Look through the lines below and extract any with the word "Group".

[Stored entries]
▬▬▬▬▬▬

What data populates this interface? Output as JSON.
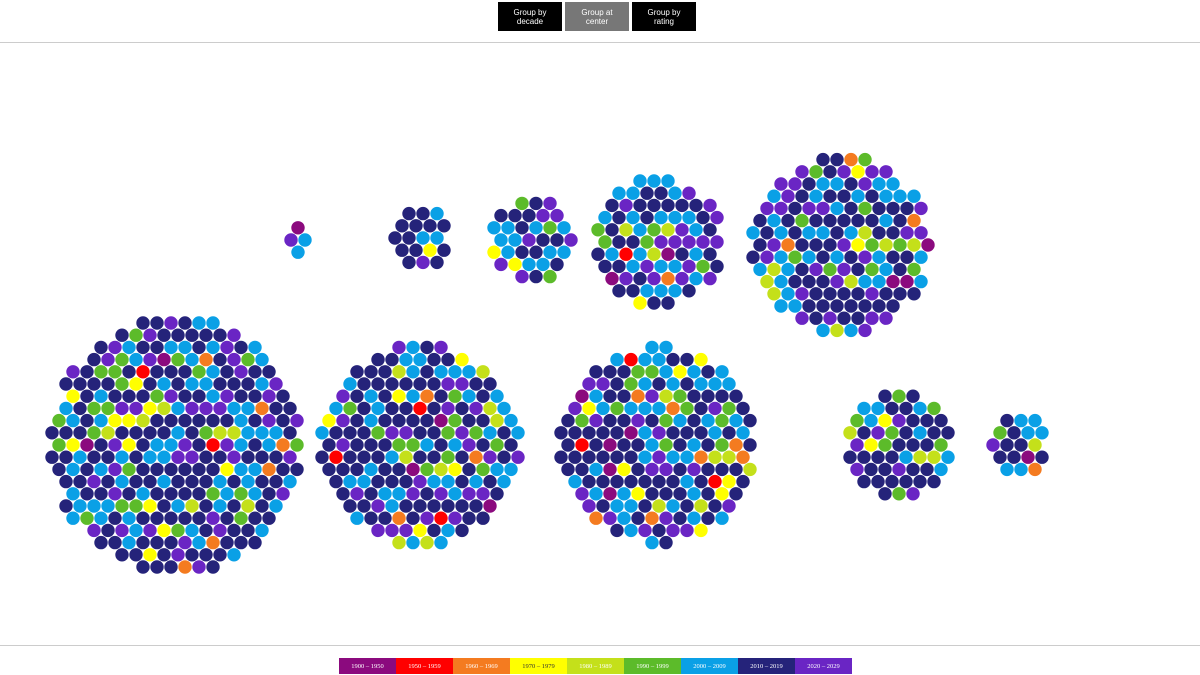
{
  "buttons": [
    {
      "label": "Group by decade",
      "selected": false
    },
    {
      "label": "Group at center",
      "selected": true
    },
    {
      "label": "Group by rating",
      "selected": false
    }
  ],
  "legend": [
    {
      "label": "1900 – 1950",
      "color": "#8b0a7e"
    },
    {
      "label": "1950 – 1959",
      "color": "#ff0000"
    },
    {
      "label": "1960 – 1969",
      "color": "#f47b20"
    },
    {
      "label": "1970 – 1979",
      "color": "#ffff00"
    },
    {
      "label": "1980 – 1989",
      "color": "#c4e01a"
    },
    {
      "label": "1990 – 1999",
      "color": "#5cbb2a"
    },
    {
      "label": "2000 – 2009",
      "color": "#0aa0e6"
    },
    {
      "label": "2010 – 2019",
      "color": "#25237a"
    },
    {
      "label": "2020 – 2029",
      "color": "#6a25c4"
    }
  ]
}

▬▬▬▬▬▬

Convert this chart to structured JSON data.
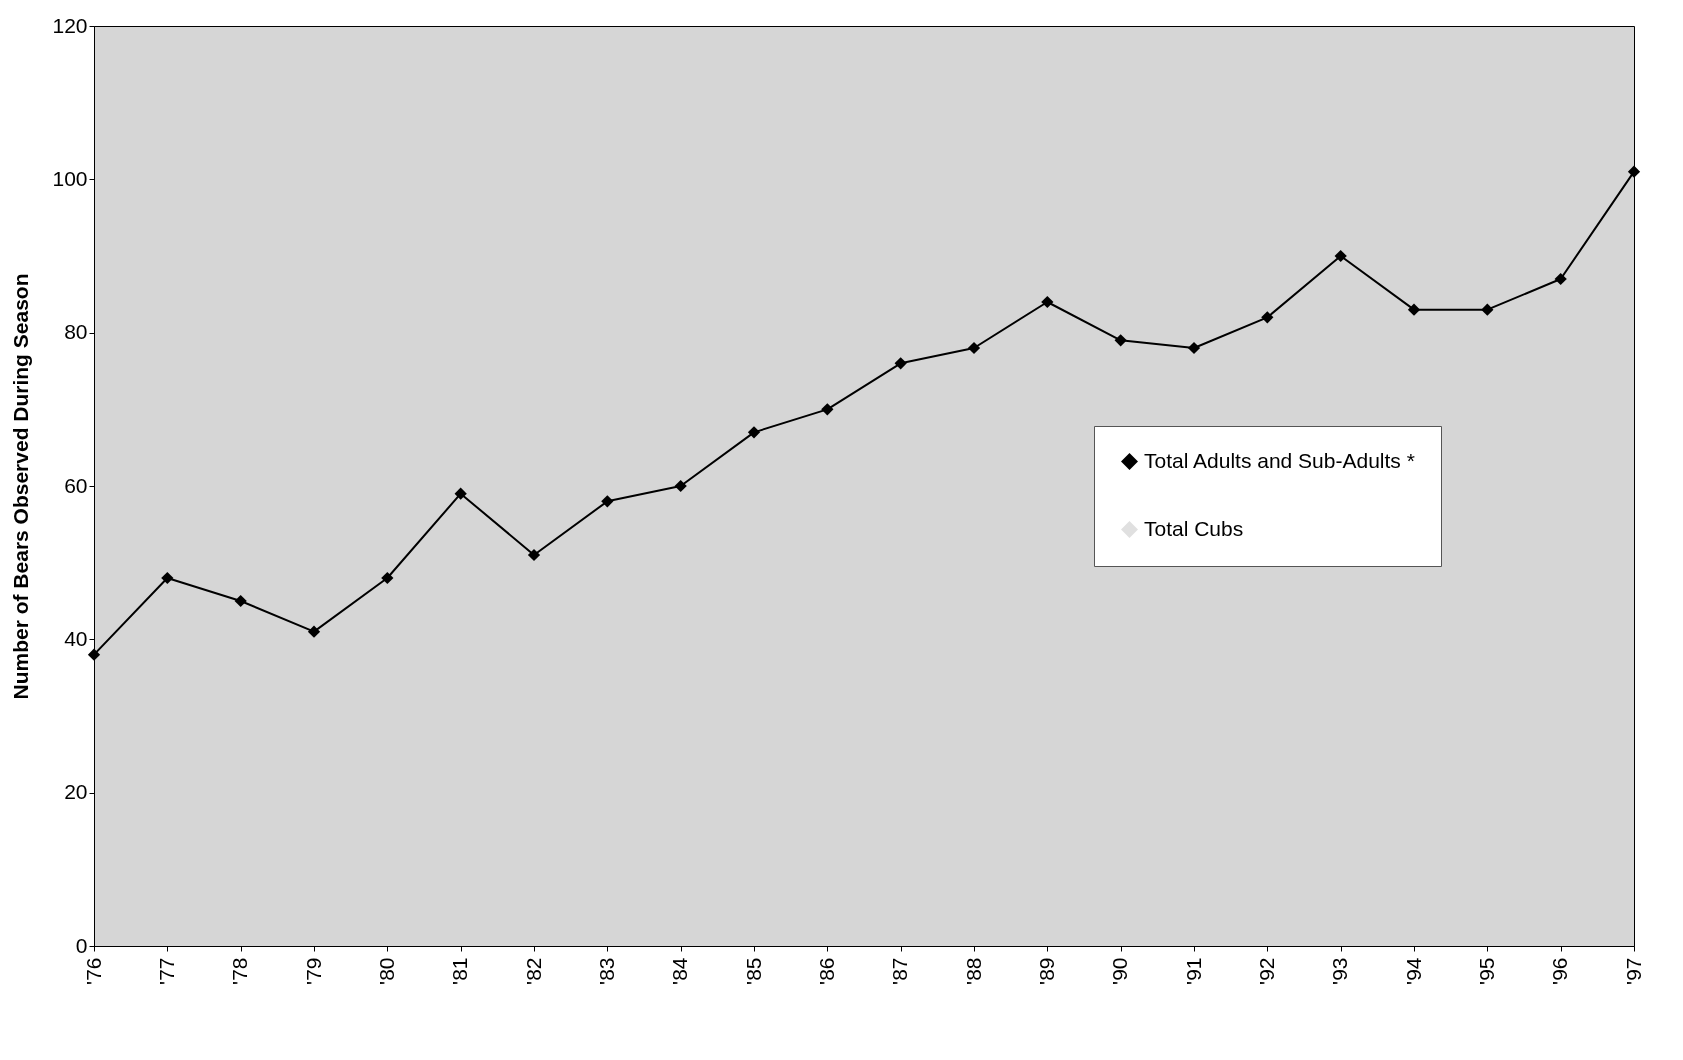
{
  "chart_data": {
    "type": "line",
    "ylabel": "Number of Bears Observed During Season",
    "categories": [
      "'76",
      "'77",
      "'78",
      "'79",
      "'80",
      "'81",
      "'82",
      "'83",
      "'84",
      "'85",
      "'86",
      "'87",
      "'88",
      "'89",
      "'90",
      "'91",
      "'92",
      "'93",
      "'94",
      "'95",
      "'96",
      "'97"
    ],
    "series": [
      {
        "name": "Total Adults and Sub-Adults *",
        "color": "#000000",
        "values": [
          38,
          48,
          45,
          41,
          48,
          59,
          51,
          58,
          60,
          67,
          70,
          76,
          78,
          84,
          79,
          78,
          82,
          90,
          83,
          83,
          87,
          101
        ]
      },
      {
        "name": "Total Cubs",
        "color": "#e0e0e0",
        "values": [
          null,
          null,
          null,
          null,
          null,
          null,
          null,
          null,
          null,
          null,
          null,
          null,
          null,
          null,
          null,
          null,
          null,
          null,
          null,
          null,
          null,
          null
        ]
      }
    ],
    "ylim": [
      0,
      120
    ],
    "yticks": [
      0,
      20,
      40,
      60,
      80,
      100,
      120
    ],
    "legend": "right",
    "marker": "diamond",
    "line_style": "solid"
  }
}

▬▬▬▬▬▬

### RESPONSE TO THE EXERCISE
      "label": "Group by decade",
      "label": "Group at center",
      "label": "Group by rating",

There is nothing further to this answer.